=== Work to be completed ===
Write out the listing beneath this instruction in its entirety, exactly as it reads.

=== Excerpted data ===
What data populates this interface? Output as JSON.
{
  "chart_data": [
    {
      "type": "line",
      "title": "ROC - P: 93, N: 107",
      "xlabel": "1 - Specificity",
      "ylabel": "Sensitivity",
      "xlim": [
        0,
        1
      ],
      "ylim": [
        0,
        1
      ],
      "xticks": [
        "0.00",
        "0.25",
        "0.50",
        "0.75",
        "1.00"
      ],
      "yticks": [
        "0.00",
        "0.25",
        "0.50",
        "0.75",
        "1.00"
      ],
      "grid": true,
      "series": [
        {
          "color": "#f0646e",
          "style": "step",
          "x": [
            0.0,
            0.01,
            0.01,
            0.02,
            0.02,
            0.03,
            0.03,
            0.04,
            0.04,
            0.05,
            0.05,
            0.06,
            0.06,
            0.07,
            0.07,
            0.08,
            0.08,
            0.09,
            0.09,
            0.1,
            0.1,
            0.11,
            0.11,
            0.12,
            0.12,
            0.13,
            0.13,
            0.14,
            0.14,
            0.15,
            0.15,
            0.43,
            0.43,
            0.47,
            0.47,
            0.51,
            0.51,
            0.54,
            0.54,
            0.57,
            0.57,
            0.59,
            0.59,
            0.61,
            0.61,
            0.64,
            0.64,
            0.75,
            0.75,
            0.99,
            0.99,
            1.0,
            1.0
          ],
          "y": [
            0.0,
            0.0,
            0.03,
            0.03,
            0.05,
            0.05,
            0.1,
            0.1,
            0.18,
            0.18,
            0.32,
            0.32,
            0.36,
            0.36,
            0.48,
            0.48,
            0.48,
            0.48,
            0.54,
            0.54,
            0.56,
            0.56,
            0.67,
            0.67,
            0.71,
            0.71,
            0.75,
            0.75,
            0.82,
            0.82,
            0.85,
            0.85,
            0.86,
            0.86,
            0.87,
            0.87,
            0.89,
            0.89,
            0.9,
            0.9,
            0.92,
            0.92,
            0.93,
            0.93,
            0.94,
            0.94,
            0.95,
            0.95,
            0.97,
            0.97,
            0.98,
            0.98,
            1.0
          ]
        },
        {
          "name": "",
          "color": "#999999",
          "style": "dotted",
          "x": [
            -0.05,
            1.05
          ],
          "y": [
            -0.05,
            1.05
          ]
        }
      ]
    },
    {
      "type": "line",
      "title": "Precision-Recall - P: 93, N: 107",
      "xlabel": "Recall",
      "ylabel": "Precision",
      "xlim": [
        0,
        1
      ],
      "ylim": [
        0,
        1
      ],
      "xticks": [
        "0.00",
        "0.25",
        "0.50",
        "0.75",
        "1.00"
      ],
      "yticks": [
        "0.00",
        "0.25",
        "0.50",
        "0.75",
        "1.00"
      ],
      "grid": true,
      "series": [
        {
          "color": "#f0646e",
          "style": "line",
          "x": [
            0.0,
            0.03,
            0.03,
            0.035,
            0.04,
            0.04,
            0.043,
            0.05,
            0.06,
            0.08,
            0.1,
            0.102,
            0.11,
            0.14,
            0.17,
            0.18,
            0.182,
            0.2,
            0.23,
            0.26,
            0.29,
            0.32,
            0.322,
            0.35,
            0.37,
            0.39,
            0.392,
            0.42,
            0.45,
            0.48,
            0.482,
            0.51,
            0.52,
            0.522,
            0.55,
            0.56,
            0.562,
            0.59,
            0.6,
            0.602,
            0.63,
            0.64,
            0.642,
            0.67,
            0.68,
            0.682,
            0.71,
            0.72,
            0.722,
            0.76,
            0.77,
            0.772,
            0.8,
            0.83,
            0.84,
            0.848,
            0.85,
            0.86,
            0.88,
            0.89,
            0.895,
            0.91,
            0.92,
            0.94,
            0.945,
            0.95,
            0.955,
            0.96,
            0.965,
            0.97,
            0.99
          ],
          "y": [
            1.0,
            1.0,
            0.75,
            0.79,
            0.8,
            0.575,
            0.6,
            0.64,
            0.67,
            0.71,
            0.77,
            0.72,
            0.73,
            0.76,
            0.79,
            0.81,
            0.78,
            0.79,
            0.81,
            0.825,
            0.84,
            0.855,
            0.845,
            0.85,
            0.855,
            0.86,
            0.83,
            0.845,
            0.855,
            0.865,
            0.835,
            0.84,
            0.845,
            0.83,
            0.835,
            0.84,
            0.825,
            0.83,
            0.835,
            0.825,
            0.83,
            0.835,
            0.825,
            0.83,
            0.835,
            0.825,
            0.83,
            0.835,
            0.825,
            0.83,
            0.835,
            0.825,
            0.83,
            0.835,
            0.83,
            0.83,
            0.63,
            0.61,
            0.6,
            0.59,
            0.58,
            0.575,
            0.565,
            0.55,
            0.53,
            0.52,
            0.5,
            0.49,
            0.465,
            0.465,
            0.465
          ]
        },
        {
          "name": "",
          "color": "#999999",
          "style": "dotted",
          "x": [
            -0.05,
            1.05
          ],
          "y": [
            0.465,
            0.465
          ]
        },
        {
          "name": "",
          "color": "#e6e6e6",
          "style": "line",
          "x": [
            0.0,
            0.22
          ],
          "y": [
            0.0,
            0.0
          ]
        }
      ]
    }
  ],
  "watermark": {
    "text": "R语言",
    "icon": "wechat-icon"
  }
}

=== Solution for this problem ===
What data populates this interface? Output as JSON.
{
  "chart_data": [
    {
      "type": "line",
      "title": "ROC - P: 93, N: 107",
      "xlabel": "1 - Specificity",
      "ylabel": "Sensitivity",
      "xlim": [
        0,
        1
      ],
      "ylim": [
        0,
        1
      ],
      "xticks": [
        "0.00",
        "0.25",
        "0.50",
        "0.75",
        "1.00"
      ],
      "yticks": [
        "0.00",
        "0.25",
        "0.50",
        "0.75",
        "1.00"
      ],
      "grid": true,
      "series": [
        {
          "color": "#f0646e",
          "style": "step",
          "x": [
            0.0,
            0.01,
            0.01,
            0.02,
            0.02,
            0.03,
            0.03,
            0.04,
            0.04,
            0.05,
            0.05,
            0.06,
            0.06,
            0.07,
            0.07,
            0.08,
            0.08,
            0.09,
            0.09,
            0.1,
            0.1,
            0.11,
            0.11,
            0.12,
            0.12,
            0.13,
            0.13,
            0.14,
            0.14,
            0.15,
            0.15,
            0.43,
            0.43,
            0.47,
            0.47,
            0.51,
            0.51,
            0.54,
            0.54,
            0.57,
            0.57,
            0.59,
            0.59,
            0.61,
            0.61,
            0.64,
            0.64,
            0.75,
            0.75,
            0.99,
            0.99,
            1.0,
            1.0
          ],
          "y": [
            0.0,
            0.0,
            0.03,
            0.03,
            0.05,
            0.05,
            0.1,
            0.1,
            0.18,
            0.18,
            0.32,
            0.32,
            0.36,
            0.36,
            0.48,
            0.48,
            0.48,
            0.48,
            0.54,
            0.54,
            0.56,
            0.56,
            0.67,
            0.67,
            0.71,
            0.71,
            0.75,
            0.75,
            0.82,
            0.82,
            0.85,
            0.85,
            0.86,
            0.86,
            0.87,
            0.87,
            0.89,
            0.89,
            0.9,
            0.9,
            0.92,
            0.92,
            0.93,
            0.93,
            0.94,
            0.94,
            0.95,
            0.95,
            0.97,
            0.97,
            0.98,
            0.98,
            1.0
          ]
        },
        {
          "name": "",
          "color": "#999999",
          "style": "dotted",
          "x": [
            -0.05,
            1.05
          ],
          "y": [
            -0.05,
            1.05
          ]
        }
      ]
    },
    {
      "type": "line",
      "title": "Precision-Recall - P: 93, N: 107",
      "xlabel": "Recall",
      "ylabel": "Precision",
      "xlim": [
        0,
        1
      ],
      "ylim": [
        0,
        1
      ],
      "xticks": [
        "0.00",
        "0.25",
        "0.50",
        "0.75",
        "1.00"
      ],
      "yticks": [
        "0.00",
        "0.25",
        "0.50",
        "0.75",
        "1.00"
      ],
      "grid": true,
      "series": [
        {
          "color": "#f0646e",
          "style": "line",
          "x": [
            0.0,
            0.03,
            0.03,
            0.035,
            0.04,
            0.04,
            0.043,
            0.05,
            0.06,
            0.08,
            0.1,
            0.102,
            0.11,
            0.14,
            0.17,
            0.18,
            0.182,
            0.2,
            0.23,
            0.26,
            0.29,
            0.32,
            0.322,
            0.35,
            0.37,
            0.39,
            0.392,
            0.42,
            0.45,
            0.48,
            0.482,
            0.51,
            0.52,
            0.522,
            0.55,
            0.56,
            0.562,
            0.59,
            0.6,
            0.602,
            0.63,
            0.64,
            0.642,
            0.67,
            0.68,
            0.682,
            0.71,
            0.72,
            0.722,
            0.76,
            0.77,
            0.772,
            0.8,
            0.83,
            0.84,
            0.848,
            0.85,
            0.86,
            0.88,
            0.89,
            0.895,
            0.91,
            0.92,
            0.94,
            0.945,
            0.95,
            0.955,
            0.96,
            0.965,
            0.97,
            0.99
          ],
          "y": [
            1.0,
            1.0,
            0.75,
            0.79,
            0.8,
            0.575,
            0.6,
            0.64,
            0.67,
            0.71,
            0.77,
            0.72,
            0.73,
            0.76,
            0.79,
            0.81,
            0.78,
            0.79,
            0.81,
            0.825,
            0.84,
            0.855,
            0.845,
            0.85,
            0.855,
            0.86,
            0.83,
            0.845,
            0.855,
            0.865,
            0.835,
            0.84,
            0.845,
            0.83,
            0.835,
            0.84,
            0.825,
            0.83,
            0.835,
            0.825,
            0.83,
            0.835,
            0.825,
            0.83,
            0.835,
            0.825,
            0.83,
            0.835,
            0.825,
            0.83,
            0.835,
            0.825,
            0.83,
            0.835,
            0.83,
            0.83,
            0.63,
            0.61,
            0.6,
            0.59,
            0.58,
            0.575,
            0.565,
            0.55,
            0.53,
            0.52,
            0.5,
            0.49,
            0.465,
            0.465,
            0.465
          ]
        },
        {
          "name": "",
          "color": "#999999",
          "style": "dotted",
          "x": [
            -0.05,
            1.05
          ],
          "y": [
            0.465,
            0.465
          ]
        },
        {
          "name": "",
          "color": "#e6e6e6",
          "style": "line",
          "x": [
            0.0,
            0.22
          ],
          "y": [
            0.0,
            0.0
          ]
        }
      ]
    }
  ],
  "watermark": {
    "text": "R语言",
    "icon": "wechat-icon"
  }
}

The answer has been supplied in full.